(Figure contents as structured data)
◆ ◆ ◆ ◆

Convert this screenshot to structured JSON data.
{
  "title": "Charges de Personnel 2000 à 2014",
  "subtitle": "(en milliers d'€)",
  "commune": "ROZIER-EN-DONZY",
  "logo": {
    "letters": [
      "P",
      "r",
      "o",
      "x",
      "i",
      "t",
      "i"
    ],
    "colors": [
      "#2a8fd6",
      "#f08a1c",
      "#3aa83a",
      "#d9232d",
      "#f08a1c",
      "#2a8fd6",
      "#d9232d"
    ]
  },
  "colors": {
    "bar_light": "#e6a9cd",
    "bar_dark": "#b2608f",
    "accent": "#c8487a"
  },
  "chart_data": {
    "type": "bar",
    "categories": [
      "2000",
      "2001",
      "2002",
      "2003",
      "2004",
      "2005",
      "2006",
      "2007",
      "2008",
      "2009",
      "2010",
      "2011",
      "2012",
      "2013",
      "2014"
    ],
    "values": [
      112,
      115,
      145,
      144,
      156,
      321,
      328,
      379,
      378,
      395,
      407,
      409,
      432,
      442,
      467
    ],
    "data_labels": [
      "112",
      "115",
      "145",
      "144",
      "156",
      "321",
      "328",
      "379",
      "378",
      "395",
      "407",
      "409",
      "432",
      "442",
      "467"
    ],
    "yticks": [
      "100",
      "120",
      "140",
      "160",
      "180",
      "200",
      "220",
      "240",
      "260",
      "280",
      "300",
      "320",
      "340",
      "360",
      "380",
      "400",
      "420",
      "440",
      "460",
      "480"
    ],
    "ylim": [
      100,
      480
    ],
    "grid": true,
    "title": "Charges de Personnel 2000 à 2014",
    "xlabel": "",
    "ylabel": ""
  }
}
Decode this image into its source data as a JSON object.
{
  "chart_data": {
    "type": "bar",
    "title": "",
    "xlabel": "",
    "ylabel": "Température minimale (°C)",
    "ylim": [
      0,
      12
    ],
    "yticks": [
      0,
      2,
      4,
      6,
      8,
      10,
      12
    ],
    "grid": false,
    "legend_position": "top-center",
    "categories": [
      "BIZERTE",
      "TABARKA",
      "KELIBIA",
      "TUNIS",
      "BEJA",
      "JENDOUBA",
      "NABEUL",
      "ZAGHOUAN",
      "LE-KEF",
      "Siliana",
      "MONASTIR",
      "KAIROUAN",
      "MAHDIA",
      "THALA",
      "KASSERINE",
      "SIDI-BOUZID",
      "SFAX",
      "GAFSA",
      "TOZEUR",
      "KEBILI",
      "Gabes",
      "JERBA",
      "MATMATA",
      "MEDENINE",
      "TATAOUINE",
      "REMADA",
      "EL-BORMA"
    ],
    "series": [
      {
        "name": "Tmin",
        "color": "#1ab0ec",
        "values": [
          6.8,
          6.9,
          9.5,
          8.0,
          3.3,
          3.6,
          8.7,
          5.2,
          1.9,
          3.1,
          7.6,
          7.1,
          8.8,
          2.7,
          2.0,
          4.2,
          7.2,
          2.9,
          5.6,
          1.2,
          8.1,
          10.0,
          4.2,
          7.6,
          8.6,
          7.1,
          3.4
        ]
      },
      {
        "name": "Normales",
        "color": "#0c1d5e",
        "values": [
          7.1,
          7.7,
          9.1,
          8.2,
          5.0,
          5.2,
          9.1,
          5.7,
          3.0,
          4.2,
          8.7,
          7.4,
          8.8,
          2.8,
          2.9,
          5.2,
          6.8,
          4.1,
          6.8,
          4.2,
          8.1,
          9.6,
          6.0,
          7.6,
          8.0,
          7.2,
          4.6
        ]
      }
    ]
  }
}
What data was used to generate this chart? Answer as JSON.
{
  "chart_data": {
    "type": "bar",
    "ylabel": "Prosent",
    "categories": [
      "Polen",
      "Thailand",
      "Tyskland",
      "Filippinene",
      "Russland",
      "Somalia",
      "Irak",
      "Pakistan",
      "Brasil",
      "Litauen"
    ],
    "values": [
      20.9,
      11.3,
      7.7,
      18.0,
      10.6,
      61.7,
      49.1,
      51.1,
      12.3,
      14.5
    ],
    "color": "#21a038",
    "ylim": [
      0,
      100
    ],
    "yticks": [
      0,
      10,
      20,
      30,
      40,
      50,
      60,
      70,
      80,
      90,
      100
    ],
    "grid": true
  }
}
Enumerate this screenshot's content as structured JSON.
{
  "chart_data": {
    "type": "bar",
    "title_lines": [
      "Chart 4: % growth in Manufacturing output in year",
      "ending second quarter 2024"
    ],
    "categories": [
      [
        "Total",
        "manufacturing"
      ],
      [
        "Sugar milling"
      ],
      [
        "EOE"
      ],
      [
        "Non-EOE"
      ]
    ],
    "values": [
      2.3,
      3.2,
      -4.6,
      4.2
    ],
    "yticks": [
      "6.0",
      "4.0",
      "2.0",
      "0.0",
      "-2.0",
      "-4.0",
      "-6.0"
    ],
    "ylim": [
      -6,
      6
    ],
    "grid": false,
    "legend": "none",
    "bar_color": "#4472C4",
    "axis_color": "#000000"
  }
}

◆ ◆ ◆ ◆

◆ **What you will do**
Scan the material above for the string "screenshot" and report each line where you find it.

◆ **Solution to this exercise**
Convert this screenshot to structured JSON data.
Enumerate this screenshot's content as structured JSON.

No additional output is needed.